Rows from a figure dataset
----

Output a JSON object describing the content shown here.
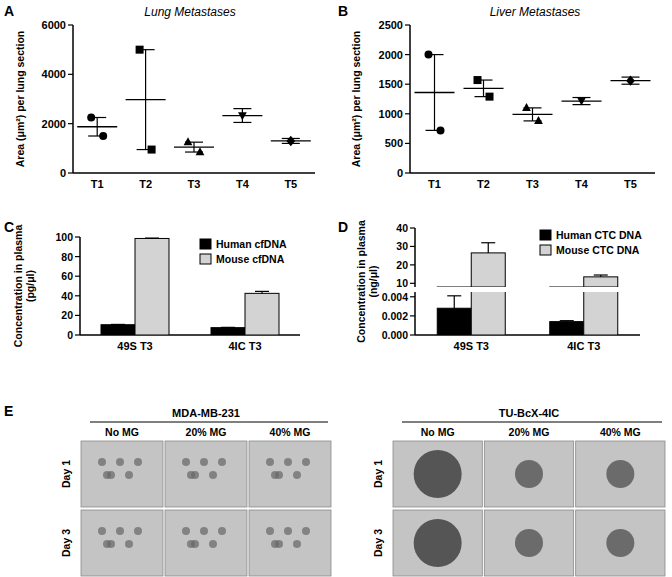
{
  "chart_data": [
    {
      "label": "A",
      "type": "scatter",
      "title": "Lung Metastases",
      "y_label": "Area (μm²) per lung section",
      "categories": [
        "T1",
        "T2",
        "T3",
        "T4",
        "T5"
      ],
      "ylim": [
        0,
        6000
      ],
      "yticks": [
        0,
        2000,
        4000,
        6000
      ],
      "color": "#000000",
      "series": [
        {
          "marker": "circle",
          "values": [
            1875,
            null,
            null,
            null,
            null
          ],
          "errors": [
            375,
            null,
            null,
            null,
            null
          ],
          "points": [
            [
              2250,
              1500
            ],
            null,
            null,
            null,
            null
          ]
        },
        {
          "marker": "square",
          "values": [
            null,
            2975,
            null,
            null,
            null
          ],
          "errors": [
            null,
            2025,
            null,
            null,
            null
          ],
          "points": [
            null,
            [
              5000,
              950
            ],
            null,
            null,
            null
          ]
        },
        {
          "marker": "triangle",
          "values": [
            null,
            null,
            1050,
            null,
            null
          ],
          "errors": [
            null,
            null,
            200,
            null,
            null
          ],
          "points": [
            null,
            null,
            [
              1250,
              850
            ],
            null,
            null
          ]
        },
        {
          "marker": "triangle-down",
          "values": [
            null,
            null,
            null,
            2330,
            null
          ],
          "errors": [
            null,
            null,
            null,
            280,
            null
          ],
          "points": [
            null,
            null,
            null,
            [
              2330
            ],
            null
          ]
        },
        {
          "marker": "diamond",
          "values": [
            null,
            null,
            null,
            null,
            1300
          ],
          "errors": [
            null,
            null,
            null,
            null,
            100
          ],
          "points": [
            null,
            null,
            null,
            null,
            [
              1300
            ]
          ]
        }
      ]
    },
    {
      "label": "B",
      "type": "scatter",
      "title": "Liver Metastases",
      "y_label": "Area (μm²) per lung section",
      "categories": [
        "T1",
        "T2",
        "T3",
        "T4",
        "T5"
      ],
      "ylim": [
        0,
        2500
      ],
      "yticks": [
        0,
        500,
        1000,
        1500,
        2000,
        2500
      ],
      "color": "#000000",
      "series": [
        {
          "marker": "circle",
          "values": [
            1360,
            null,
            null,
            null,
            null
          ],
          "errors": [
            640,
            null,
            null,
            null,
            null
          ],
          "points": [
            [
              2000,
              720
            ],
            null,
            null,
            null,
            null
          ]
        },
        {
          "marker": "square",
          "values": [
            null,
            1430,
            null,
            null,
            null
          ],
          "errors": [
            null,
            140,
            null,
            null,
            null
          ],
          "points": [
            null,
            [
              1570,
              1290
            ],
            null,
            null,
            null
          ]
        },
        {
          "marker": "triangle",
          "values": [
            null,
            null,
            990,
            null,
            null
          ],
          "errors": [
            null,
            null,
            110,
            null,
            null
          ],
          "points": [
            null,
            null,
            [
              1100,
              880
            ],
            null,
            null
          ]
        },
        {
          "marker": "triangle-down",
          "values": [
            null,
            null,
            null,
            1215,
            null
          ],
          "errors": [
            null,
            null,
            null,
            60,
            null
          ],
          "points": [
            null,
            null,
            null,
            [
              1220
            ],
            null
          ]
        },
        {
          "marker": "diamond",
          "values": [
            null,
            null,
            null,
            null,
            1560
          ],
          "errors": [
            null,
            null,
            null,
            null,
            60
          ],
          "points": [
            null,
            null,
            null,
            null,
            [
              1560
            ]
          ]
        }
      ]
    },
    {
      "label": "C",
      "type": "bar",
      "y_label": "Concentration in plasma (pg/μl)",
      "categories": [
        "49S T3",
        "4IC T3"
      ],
      "ylim": [
        0,
        100
      ],
      "yticks": [
        0,
        20,
        40,
        60,
        80,
        100
      ],
      "legend": "top-right",
      "series": [
        {
          "name": "Human cfDNA",
          "color": "#000000",
          "values": [
            10.5,
            7.5
          ],
          "errors": [
            0.3,
            0.3
          ]
        },
        {
          "name": "Mouse cfDNA",
          "color": "#d3d3d3",
          "values": [
            98.5,
            42.5
          ],
          "errors": [
            0.4,
            2.0
          ]
        }
      ]
    },
    {
      "label": "D",
      "type": "bar",
      "y_label": "Concentration in plasma (ng/μl)",
      "categories": [
        "49S T3",
        "4IC T3"
      ],
      "legend": "top-right",
      "y_segments": [
        {
          "ylim": [
            0,
            0.0045
          ],
          "yticks": [
            {
              "value": 0,
              "label": "0.000"
            },
            {
              "value": 0.002,
              "label": "0.002"
            },
            {
              "value": 0.004,
              "label": "0.004"
            }
          ]
        },
        {
          "ylim": [
            8,
            40
          ],
          "yticks": [
            10,
            20,
            30,
            40
          ]
        }
      ],
      "series": [
        {
          "name": "Human CTC DNA",
          "color": "#000000",
          "values": [
            0.0028,
            0.0014
          ],
          "errors": [
            0.0013,
            0.0001
          ]
        },
        {
          "name": "Mouse CTC DNA",
          "color": "#d3d3d3",
          "values": [
            26.5,
            13.5
          ],
          "errors": [
            5.5,
            1.0
          ]
        }
      ]
    }
  ],
  "image_panel": {
    "label": "E",
    "groups": [
      {
        "title": "MDA-MB-231",
        "columns": [
          "No MG",
          "20% MG",
          "40% MG"
        ],
        "rows": [
          "Day 1",
          "Day 3"
        ]
      },
      {
        "title": "TU-BcX-4IC",
        "columns": [
          "No MG",
          "20% MG",
          "40% MG"
        ],
        "rows": [
          "Day 1",
          "Day 3"
        ]
      }
    ]
  }
}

----

EXERCISE DESCRIPTION:
Copy every record character for character. Skip the pictures.

SOLUTION TO THIS EXERCISE:
Output a JSON object describing the content shown here.
{
  "chart_data": [
    {
      "label": "A",
      "type": "scatter",
      "title": "Lung Metastases",
      "y_label": "Area (μm²) per lung section",
      "categories": [
        "T1",
        "T2",
        "T3",
        "T4",
        "T5"
      ],
      "ylim": [
        0,
        6000
      ],
      "yticks": [
        0,
        2000,
        4000,
        6000
      ],
      "color": "#000000",
      "series": [
        {
          "marker": "circle",
          "values": [
            1875,
            null,
            null,
            null,
            null
          ],
          "errors": [
            375,
            null,
            null,
            null,
            null
          ],
          "points": [
            [
              2250,
              1500
            ],
            null,
            null,
            null,
            null
          ]
        },
        {
          "marker": "square",
          "values": [
            null,
            2975,
            null,
            null,
            null
          ],
          "errors": [
            null,
            2025,
            null,
            null,
            null
          ],
          "points": [
            null,
            [
              5000,
              950
            ],
            null,
            null,
            null
          ]
        },
        {
          "marker": "triangle",
          "values": [
            null,
            null,
            1050,
            null,
            null
          ],
          "errors": [
            null,
            null,
            200,
            null,
            null
          ],
          "points": [
            null,
            null,
            [
              1250,
              850
            ],
            null,
            null
          ]
        },
        {
          "marker": "triangle-down",
          "values": [
            null,
            null,
            null,
            2330,
            null
          ],
          "errors": [
            null,
            null,
            null,
            280,
            null
          ],
          "points": [
            null,
            null,
            null,
            [
              2330
            ],
            null
          ]
        },
        {
          "marker": "diamond",
          "values": [
            null,
            null,
            null,
            null,
            1300
          ],
          "errors": [
            null,
            null,
            null,
            null,
            100
          ],
          "points": [
            null,
            null,
            null,
            null,
            [
              1300
            ]
          ]
        }
      ]
    },
    {
      "label": "B",
      "type": "scatter",
      "title": "Liver Metastases",
      "y_label": "Area (μm²) per lung section",
      "categories": [
        "T1",
        "T2",
        "T3",
        "T4",
        "T5"
      ],
      "ylim": [
        0,
        2500
      ],
      "yticks": [
        0,
        500,
        1000,
        1500,
        2000,
        2500
      ],
      "color": "#000000",
      "series": [
        {
          "marker": "circle",
          "values": [
            1360,
            null,
            null,
            null,
            null
          ],
          "errors": [
            640,
            null,
            null,
            null,
            null
          ],
          "points": [
            [
              2000,
              720
            ],
            null,
            null,
            null,
            null
          ]
        },
        {
          "marker": "square",
          "values": [
            null,
            1430,
            null,
            null,
            null
          ],
          "errors": [
            null,
            140,
            null,
            null,
            null
          ],
          "points": [
            null,
            [
              1570,
              1290
            ],
            null,
            null,
            null
          ]
        },
        {
          "marker": "triangle",
          "values": [
            null,
            null,
            990,
            null,
            null
          ],
          "errors": [
            null,
            null,
            110,
            null,
            null
          ],
          "points": [
            null,
            null,
            [
              1100,
              880
            ],
            null,
            null
          ]
        },
        {
          "marker": "triangle-down",
          "values": [
            null,
            null,
            null,
            1215,
            null
          ],
          "errors": [
            null,
            null,
            null,
            60,
            null
          ],
          "points": [
            null,
            null,
            null,
            [
              1220
            ],
            null
          ]
        },
        {
          "marker": "diamond",
          "values": [
            null,
            null,
            null,
            null,
            1560
          ],
          "errors": [
            null,
            null,
            null,
            null,
            60
          ],
          "points": [
            null,
            null,
            null,
            null,
            [
              1560
            ]
          ]
        }
      ]
    },
    {
      "label": "C",
      "type": "bar",
      "y_label": "Concentration in plasma (pg/μl)",
      "categories": [
        "49S T3",
        "4IC T3"
      ],
      "ylim": [
        0,
        100
      ],
      "yticks": [
        0,
        20,
        40,
        60,
        80,
        100
      ],
      "legend": "top-right",
      "series": [
        {
          "name": "Human cfDNA",
          "color": "#000000",
          "values": [
            10.5,
            7.5
          ],
          "errors": [
            0.3,
            0.3
          ]
        },
        {
          "name": "Mouse cfDNA",
          "color": "#d3d3d3",
          "values": [
            98.5,
            42.5
          ],
          "errors": [
            0.4,
            2.0
          ]
        }
      ]
    },
    {
      "label": "D",
      "type": "bar",
      "y_label": "Concentration in plasma (ng/μl)",
      "categories": [
        "49S T3",
        "4IC T3"
      ],
      "legend": "top-right",
      "y_segments": [
        {
          "ylim": [
            0,
            0.0045
          ],
          "yticks": [
            {
              "value": 0,
              "label": "0.000"
            },
            {
              "value": 0.002,
              "label": "0.002"
            },
            {
              "value": 0.004,
              "label": "0.004"
            }
          ]
        },
        {
          "ylim": [
            8,
            40
          ],
          "yticks": [
            10,
            20,
            30,
            40
          ]
        }
      ],
      "series": [
        {
          "name": "Human CTC DNA",
          "color": "#000000",
          "values": [
            0.0028,
            0.0014
          ],
          "errors": [
            0.0013,
            0.0001
          ]
        },
        {
          "name": "Mouse CTC DNA",
          "color": "#d3d3d3",
          "values": [
            26.5,
            13.5
          ],
          "errors": [
            5.5,
            1.0
          ]
        }
      ]
    }
  ],
  "image_panel": {
    "label": "E",
    "groups": [
      {
        "title": "MDA-MB-231",
        "columns": [
          "No MG",
          "20% MG",
          "40% MG"
        ],
        "rows": [
          "Day 1",
          "Day 3"
        ]
      },
      {
        "title": "TU-BcX-4IC",
        "columns": [
          "No MG",
          "20% MG",
          "40% MG"
        ],
        "rows": [
          "Day 1",
          "Day 3"
        ]
      }
    ]
  }
}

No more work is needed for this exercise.